*Instructions for the task*
Can you quote the records below in full, word for word?

*Saved entries*

□ □ □ □ □ □ □

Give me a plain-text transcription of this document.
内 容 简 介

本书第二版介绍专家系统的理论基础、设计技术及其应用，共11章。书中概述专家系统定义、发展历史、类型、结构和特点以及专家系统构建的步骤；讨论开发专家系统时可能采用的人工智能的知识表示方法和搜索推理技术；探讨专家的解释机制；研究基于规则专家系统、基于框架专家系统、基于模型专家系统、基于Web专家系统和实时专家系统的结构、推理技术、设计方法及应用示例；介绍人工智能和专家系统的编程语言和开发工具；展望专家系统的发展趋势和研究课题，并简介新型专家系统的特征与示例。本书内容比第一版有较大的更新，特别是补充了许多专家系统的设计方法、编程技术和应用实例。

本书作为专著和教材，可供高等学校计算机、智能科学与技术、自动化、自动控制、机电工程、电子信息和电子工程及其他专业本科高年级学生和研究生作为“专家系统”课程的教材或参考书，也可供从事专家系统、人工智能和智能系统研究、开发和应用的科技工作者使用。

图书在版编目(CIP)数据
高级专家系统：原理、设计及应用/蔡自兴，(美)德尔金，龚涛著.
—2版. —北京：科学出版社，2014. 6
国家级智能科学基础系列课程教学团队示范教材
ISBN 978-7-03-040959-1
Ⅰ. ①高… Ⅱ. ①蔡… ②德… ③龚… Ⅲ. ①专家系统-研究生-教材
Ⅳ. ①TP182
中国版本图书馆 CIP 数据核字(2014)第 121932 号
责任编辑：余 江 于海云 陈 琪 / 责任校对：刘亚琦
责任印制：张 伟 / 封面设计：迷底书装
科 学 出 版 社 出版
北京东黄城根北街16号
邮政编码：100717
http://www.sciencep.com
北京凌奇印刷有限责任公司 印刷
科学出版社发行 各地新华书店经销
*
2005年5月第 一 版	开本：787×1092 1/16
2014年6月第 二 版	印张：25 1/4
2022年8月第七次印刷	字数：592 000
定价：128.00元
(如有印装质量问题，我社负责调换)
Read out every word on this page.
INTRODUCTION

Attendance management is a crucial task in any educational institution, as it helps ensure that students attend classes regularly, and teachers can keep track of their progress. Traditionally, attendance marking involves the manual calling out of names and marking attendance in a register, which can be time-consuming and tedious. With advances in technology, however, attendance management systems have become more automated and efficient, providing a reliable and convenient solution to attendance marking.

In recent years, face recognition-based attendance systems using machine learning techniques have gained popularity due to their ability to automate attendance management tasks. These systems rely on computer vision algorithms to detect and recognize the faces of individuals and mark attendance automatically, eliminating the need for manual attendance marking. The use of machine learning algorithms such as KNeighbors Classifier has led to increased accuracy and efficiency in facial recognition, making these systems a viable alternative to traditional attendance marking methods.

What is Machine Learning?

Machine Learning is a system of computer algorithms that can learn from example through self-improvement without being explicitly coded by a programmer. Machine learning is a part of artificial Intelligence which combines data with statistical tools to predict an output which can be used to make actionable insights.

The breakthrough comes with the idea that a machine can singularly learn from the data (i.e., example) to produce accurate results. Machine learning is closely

□ □ □ □ □ □ □

*Finished exercise*
Give me a plain-text transcription of this document.
内 容 简 介

本书第二版介绍专家系统的理论基础、设计技术及其应用，共11章。书中概述专家系统定义、发展历史、类型、结构和特点以及专家系统构建的步骤；讨论开发专家系统时可能采用的人工智能的知识表示方法和搜索推理技术；探讨专家的解释机制；研究基于规则专家系统、基于框架专家系统、基于模型专家系统、基于Web专家系统和实时专家系统的结构、推理技术、设计方法及应用示例；介绍人工智能和专家系统的编程语言和开发工具；展望专家系统的发展趋势和研究课题，并简介新型专家系统的特征与示例。本书内容比第一版有较大的更新，特别是补充了许多专家系统的设计方法、编程技术和应用实例。

本书作为专著和教材，可供高等学校计算机、智能科学与技术、自动化、自动控制、机电工程、电子信息和电子工程及其他专业本科高年级学生和研究生作为“专家系统”课程的教材或参考书，也可供从事专家系统、人工智能和智能系统研究、开发和应用的科技工作者使用。

图书在版编目(CIP)数据
高级专家系统：原理、设计及应用/蔡自兴，(美)德尔金，龚涛著.
—2版. —北京：科学出版社，2014. 6
国家级智能科学基础系列课程教学团队示范教材
ISBN 978-7-03-040959-1
Ⅰ. ①高… Ⅱ. ①蔡… ②德… ③龚… Ⅲ. ①专家系统-研究生-教材
Ⅳ. ①TP182
中国版本图书馆 CIP 数据核字(2014)第 121932 号
责任编辑：余 江 于海云 陈 琪 / 责任校对：刘亚琦
责任印制：张 伟 / 封面设计：迷底书装
科 学 出 版 社 出版
北京东黄城根北街16号
邮政编码：100717
http://www.sciencep.com
北京凌奇印刷有限责任公司 印刷
科学出版社发行 各地新华书店经销
*
2005年5月第 一 版	开本：787×1092 1/16
2014年6月第 二 版	印张：25 1/4
2022年8月第七次印刷	字数：592 000
定价：128.00元
(如有印装质量问题，我社负责调换)
Read out every word on this page.
INTRODUCTION

Attendance management is a crucial task in any educational institution, as it helps ensure that students attend classes regularly, and teachers can keep track of their progress. Traditionally, attendance marking involves the manual calling out of names and marking attendance in a register, which can be time-consuming and tedious. With advances in technology, however, attendance management systems have become more automated and efficient, providing a reliable and convenient solution to attendance marking.

In recent years, face recognition-based attendance systems using machine learning techniques have gained popularity due to their ability to automate attendance management tasks. These systems rely on computer vision algorithms to detect and recognize the faces of individuals and mark attendance automatically, eliminating the need for manual attendance marking. The use of machine learning algorithms such as KNeighbors Classifier has led to increased accuracy and efficiency in facial recognition, making these systems a viable alternative to traditional attendance marking methods.

What is Machine Learning?

Machine Learning is a system of computer algorithms that can learn from example through self-improvement without being explicitly coded by a programmer. Machine learning is a part of artificial Intelligence which combines data with statistical tools to predict an output which can be used to make actionable insights.

The breakthrough comes with the idea that a machine can singularly learn from the data (i.e., example) to produce accurate results. Machine learning is closely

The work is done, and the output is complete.